BRIEF =
Return the material below line for line, with every character unchanged.

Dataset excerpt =
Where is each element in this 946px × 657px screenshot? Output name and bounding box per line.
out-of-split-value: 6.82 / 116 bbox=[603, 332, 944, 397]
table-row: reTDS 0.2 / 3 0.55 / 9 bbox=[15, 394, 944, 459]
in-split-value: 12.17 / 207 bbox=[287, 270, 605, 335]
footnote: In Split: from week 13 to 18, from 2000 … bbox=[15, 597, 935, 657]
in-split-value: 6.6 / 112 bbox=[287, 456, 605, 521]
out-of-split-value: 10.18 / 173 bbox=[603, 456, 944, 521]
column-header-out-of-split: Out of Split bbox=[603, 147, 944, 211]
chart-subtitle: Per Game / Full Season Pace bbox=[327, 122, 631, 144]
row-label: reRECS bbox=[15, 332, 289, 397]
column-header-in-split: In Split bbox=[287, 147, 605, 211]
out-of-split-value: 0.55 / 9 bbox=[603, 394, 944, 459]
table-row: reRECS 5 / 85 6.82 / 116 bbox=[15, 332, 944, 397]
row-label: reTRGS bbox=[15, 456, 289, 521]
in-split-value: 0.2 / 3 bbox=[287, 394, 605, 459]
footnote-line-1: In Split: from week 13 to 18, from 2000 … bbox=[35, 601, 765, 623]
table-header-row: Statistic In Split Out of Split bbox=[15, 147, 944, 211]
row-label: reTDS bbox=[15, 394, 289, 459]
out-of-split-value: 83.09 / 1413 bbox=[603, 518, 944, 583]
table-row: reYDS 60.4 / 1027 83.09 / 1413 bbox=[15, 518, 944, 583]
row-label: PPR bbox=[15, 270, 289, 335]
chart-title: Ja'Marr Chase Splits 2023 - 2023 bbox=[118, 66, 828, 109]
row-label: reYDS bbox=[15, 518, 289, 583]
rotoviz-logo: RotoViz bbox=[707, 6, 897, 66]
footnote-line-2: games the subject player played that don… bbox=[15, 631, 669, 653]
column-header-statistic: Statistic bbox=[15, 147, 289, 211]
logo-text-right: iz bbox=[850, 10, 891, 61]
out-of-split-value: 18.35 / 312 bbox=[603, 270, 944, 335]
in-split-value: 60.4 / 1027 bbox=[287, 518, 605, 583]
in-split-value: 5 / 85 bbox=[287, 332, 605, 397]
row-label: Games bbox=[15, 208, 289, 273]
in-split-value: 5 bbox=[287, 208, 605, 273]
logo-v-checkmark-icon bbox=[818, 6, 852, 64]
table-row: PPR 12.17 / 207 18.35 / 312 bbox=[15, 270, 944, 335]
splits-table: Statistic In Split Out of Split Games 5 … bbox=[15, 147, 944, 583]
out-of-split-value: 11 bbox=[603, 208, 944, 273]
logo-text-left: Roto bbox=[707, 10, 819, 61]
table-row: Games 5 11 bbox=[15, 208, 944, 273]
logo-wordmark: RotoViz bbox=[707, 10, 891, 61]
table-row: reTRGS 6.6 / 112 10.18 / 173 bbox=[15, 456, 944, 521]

EXERCISE RESULT =
Where is each element in this 946px × 657px screenshot? Output name and bounding box per line.
out-of-split-value: 6.82 / 116 bbox=[603, 332, 944, 397]
table-row: reTDS 0.2 / 3 0.55 / 9 bbox=[15, 394, 944, 459]
in-split-value: 12.17 / 207 bbox=[287, 270, 605, 335]
footnote: In Split: from week 13 to 18, from 2000 … bbox=[15, 597, 935, 657]
in-split-value: 6.6 / 112 bbox=[287, 456, 605, 521]
out-of-split-value: 10.18 / 173 bbox=[603, 456, 944, 521]
column-header-out-of-split: Out of Split bbox=[603, 147, 944, 211]
chart-subtitle: Per Game / Full Season Pace bbox=[327, 122, 631, 144]
row-label: reRECS bbox=[15, 332, 289, 397]
column-header-in-split: In Split bbox=[287, 147, 605, 211]
out-of-split-value: 0.55 / 9 bbox=[603, 394, 944, 459]
table-row: reRECS 5 / 85 6.82 / 116 bbox=[15, 332, 944, 397]
row-label: reTRGS bbox=[15, 456, 289, 521]
in-split-value: 0.2 / 3 bbox=[287, 394, 605, 459]
footnote-line-1: In Split: from week 13 to 18, from 2000 … bbox=[35, 601, 765, 623]
table-header-row: Statistic In Split Out of Split bbox=[15, 147, 944, 211]
row-label: reTDS bbox=[15, 394, 289, 459]
out-of-split-value: 83.09 / 1413 bbox=[603, 518, 944, 583]
table-row: reYDS 60.4 / 1027 83.09 / 1413 bbox=[15, 518, 944, 583]
row-label: PPR bbox=[15, 270, 289, 335]
chart-title: Ja'Marr Chase Splits 2023 - 2023 bbox=[118, 66, 828, 109]
row-label: reYDS bbox=[15, 518, 289, 583]
rotoviz-logo: RotoViz bbox=[707, 6, 897, 66]
footnote-line-2: games the subject player played that don… bbox=[15, 631, 669, 653]
column-header-statistic: Statistic bbox=[15, 147, 289, 211]
logo-text-right: iz bbox=[850, 10, 891, 61]
out-of-split-value: 18.35 / 312 bbox=[603, 270, 944, 335]
in-split-value: 60.4 / 1027 bbox=[287, 518, 605, 583]
in-split-value: 5 / 85 bbox=[287, 332, 605, 397]
row-label: Games bbox=[15, 208, 289, 273]
in-split-value: 5 bbox=[287, 208, 605, 273]
logo-v-checkmark-icon bbox=[818, 6, 852, 64]
table-row: PPR 12.17 / 207 18.35 / 312 bbox=[15, 270, 944, 335]
splits-table: Statistic In Split Out of Split Games 5 … bbox=[15, 147, 944, 583]
out-of-split-value: 11 bbox=[603, 208, 944, 273]
logo-text-left: Roto bbox=[707, 10, 819, 61]
table-row: Games 5 11 bbox=[15, 208, 944, 273]
logo-wordmark: RotoViz bbox=[707, 10, 891, 61]
table-row: reTRGS 6.6 / 112 10.18 / 173 bbox=[15, 456, 944, 521]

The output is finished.